** begin TASK DATA **

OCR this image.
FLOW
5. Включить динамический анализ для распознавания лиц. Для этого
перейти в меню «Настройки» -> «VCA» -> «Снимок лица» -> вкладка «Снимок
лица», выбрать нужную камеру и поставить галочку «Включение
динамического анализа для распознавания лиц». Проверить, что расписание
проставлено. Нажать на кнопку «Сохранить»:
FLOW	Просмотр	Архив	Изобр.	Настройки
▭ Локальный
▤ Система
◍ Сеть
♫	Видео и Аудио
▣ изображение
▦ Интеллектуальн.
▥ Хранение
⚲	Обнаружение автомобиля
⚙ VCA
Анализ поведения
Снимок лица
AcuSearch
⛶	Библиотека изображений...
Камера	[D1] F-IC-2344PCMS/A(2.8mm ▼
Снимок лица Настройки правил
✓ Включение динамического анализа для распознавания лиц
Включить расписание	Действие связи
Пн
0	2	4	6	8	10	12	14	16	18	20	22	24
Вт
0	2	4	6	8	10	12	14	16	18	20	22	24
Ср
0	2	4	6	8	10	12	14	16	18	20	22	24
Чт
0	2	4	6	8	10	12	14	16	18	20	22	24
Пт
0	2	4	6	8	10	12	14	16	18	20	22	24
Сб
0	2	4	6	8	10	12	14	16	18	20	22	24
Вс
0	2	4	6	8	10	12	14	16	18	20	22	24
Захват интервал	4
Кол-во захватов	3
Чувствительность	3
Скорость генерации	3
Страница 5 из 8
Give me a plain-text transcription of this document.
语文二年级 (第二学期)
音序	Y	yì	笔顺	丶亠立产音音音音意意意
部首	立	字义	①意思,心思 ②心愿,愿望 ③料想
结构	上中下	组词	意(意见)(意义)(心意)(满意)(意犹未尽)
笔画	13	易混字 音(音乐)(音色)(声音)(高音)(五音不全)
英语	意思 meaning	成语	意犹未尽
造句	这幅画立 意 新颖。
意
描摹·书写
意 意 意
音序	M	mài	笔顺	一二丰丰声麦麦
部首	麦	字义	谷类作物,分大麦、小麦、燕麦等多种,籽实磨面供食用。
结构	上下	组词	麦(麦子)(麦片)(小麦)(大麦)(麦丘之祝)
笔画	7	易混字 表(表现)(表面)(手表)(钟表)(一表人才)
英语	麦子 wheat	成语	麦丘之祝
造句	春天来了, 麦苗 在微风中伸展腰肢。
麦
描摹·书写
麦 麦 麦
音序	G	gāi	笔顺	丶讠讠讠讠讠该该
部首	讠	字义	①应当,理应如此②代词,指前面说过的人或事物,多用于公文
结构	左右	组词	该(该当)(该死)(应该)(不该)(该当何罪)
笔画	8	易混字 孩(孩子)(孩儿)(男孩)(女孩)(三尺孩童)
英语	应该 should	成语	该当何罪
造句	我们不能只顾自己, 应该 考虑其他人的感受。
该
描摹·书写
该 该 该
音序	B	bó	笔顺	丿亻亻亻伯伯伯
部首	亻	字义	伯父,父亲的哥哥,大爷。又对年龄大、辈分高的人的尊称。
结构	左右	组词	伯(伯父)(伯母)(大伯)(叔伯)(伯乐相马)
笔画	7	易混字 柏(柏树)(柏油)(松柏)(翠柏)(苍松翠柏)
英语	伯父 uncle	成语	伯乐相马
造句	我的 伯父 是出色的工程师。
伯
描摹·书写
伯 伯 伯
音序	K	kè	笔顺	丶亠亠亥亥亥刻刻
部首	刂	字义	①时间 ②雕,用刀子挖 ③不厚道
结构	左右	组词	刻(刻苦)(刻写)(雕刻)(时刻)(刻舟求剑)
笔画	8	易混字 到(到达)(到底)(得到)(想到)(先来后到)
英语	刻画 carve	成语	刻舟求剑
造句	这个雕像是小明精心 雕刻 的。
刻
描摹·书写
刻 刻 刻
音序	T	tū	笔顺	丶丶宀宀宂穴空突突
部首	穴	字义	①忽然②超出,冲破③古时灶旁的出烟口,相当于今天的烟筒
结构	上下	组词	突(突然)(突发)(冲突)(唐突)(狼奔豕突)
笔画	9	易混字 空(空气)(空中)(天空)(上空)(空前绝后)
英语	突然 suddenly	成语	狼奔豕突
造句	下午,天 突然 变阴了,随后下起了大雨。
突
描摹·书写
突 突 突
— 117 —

** end TASK DATA **

== THE TASK ==
Quote each line of the data above exactly as written.

== TASK RESPONSE ==
OCR this image.
FLOW
5. Включить динамический анализ для распознавания лиц. Для этого
перейти в меню «Настройки» -> «VCA» -> «Снимок лица» -> вкладка «Снимок
лица», выбрать нужную камеру и поставить галочку «Включение
динамического анализа для распознавания лиц». Проверить, что расписание
проставлено. Нажать на кнопку «Сохранить»:
FLOW	Просмотр	Архив	Изобр.	Настройки
▭ Локальный
▤ Система
◍ Сеть
♫	Видео и Аудио
▣ изображение
▦ Интеллектуальн.
▥ Хранение
⚲	Обнаружение автомобиля
⚙ VCA
Анализ поведения
Снимок лица
AcuSearch
⛶	Библиотека изображений...
Камера	[D1] F-IC-2344PCMS/A(2.8mm ▼
Снимок лица Настройки правил
✓ Включение динамического анализа для распознавания лиц
Включить расписание	Действие связи
Пн
0	2	4	6	8	10	12	14	16	18	20	22	24
Вт
0	2	4	6	8	10	12	14	16	18	20	22	24
Ср
0	2	4	6	8	10	12	14	16	18	20	22	24
Чт
0	2	4	6	8	10	12	14	16	18	20	22	24
Пт
0	2	4	6	8	10	12	14	16	18	20	22	24
Сб
0	2	4	6	8	10	12	14	16	18	20	22	24
Вс
0	2	4	6	8	10	12	14	16	18	20	22	24
Захват интервал	4
Кол-во захватов	3
Чувствительность	3
Скорость генерации	3
Страница 5 из 8
Give me a plain-text transcription of this document.
语文二年级 (第二学期)
音序	Y	yì	笔顺	丶亠立产音音音音意意意
部首	立	字义	①意思,心思 ②心愿,愿望 ③料想
结构	上中下	组词	意(意见)(意义)(心意)(满意)(意犹未尽)
笔画	13	易混字 音(音乐)(音色)(声音)(高音)(五音不全)
英语	意思 meaning	成语	意犹未尽
造句	这幅画立 意 新颖。
意
描摹·书写
意 意 意
音序	M	mài	笔顺	一二丰丰声麦麦
部首	麦	字义	谷类作物,分大麦、小麦、燕麦等多种,籽实磨面供食用。
结构	上下	组词	麦(麦子)(麦片)(小麦)(大麦)(麦丘之祝)
笔画	7	易混字 表(表现)(表面)(手表)(钟表)(一表人才)
英语	麦子 wheat	成语	麦丘之祝
造句	春天来了, 麦苗 在微风中伸展腰肢。
麦
描摹·书写
麦 麦 麦
音序	G	gāi	笔顺	丶讠讠讠讠讠该该
部首	讠	字义	①应当,理应如此②代词,指前面说过的人或事物,多用于公文
结构	左右	组词	该(该当)(该死)(应该)(不该)(该当何罪)
笔画	8	易混字 孩(孩子)(孩儿)(男孩)(女孩)(三尺孩童)
英语	应该 should	成语	该当何罪
造句	我们不能只顾自己, 应该 考虑其他人的感受。
该
描摹·书写
该 该 该
音序	B	bó	笔顺	丿亻亻亻伯伯伯
部首	亻	字义	伯父,父亲的哥哥,大爷。又对年龄大、辈分高的人的尊称。
结构	左右	组词	伯(伯父)(伯母)(大伯)(叔伯)(伯乐相马)
笔画	7	易混字 柏(柏树)(柏油)(松柏)(翠柏)(苍松翠柏)
英语	伯父 uncle	成语	伯乐相马
造句	我的 伯父 是出色的工程师。
伯
描摹·书写
伯 伯 伯
音序	K	kè	笔顺	丶亠亠亥亥亥刻刻
部首	刂	字义	①时间 ②雕,用刀子挖 ③不厚道
结构	左右	组词	刻(刻苦)(刻写)(雕刻)(时刻)(刻舟求剑)
笔画	8	易混字 到(到达)(到底)(得到)(想到)(先来后到)
英语	刻画 carve	成语	刻舟求剑
造句	这个雕像是小明精心 雕刻 的。
刻
描摹·书写
刻 刻 刻
音序	T	tū	笔顺	丶丶宀宀宂穴空突突
部首	穴	字义	①忽然②超出,冲破③古时灶旁的出烟口,相当于今天的烟筒
结构	上下	组词	突(突然)(突发)(冲突)(唐突)(狼奔豕突)
笔画	9	易混字 空(空气)(空中)(天空)(上空)(空前绝后)
英语	突然 suddenly	成语	狼奔豕突
造句	下午,天 突然 变阴了,随后下起了大雨。
突
描摹·书写
突 突 突
— 117 —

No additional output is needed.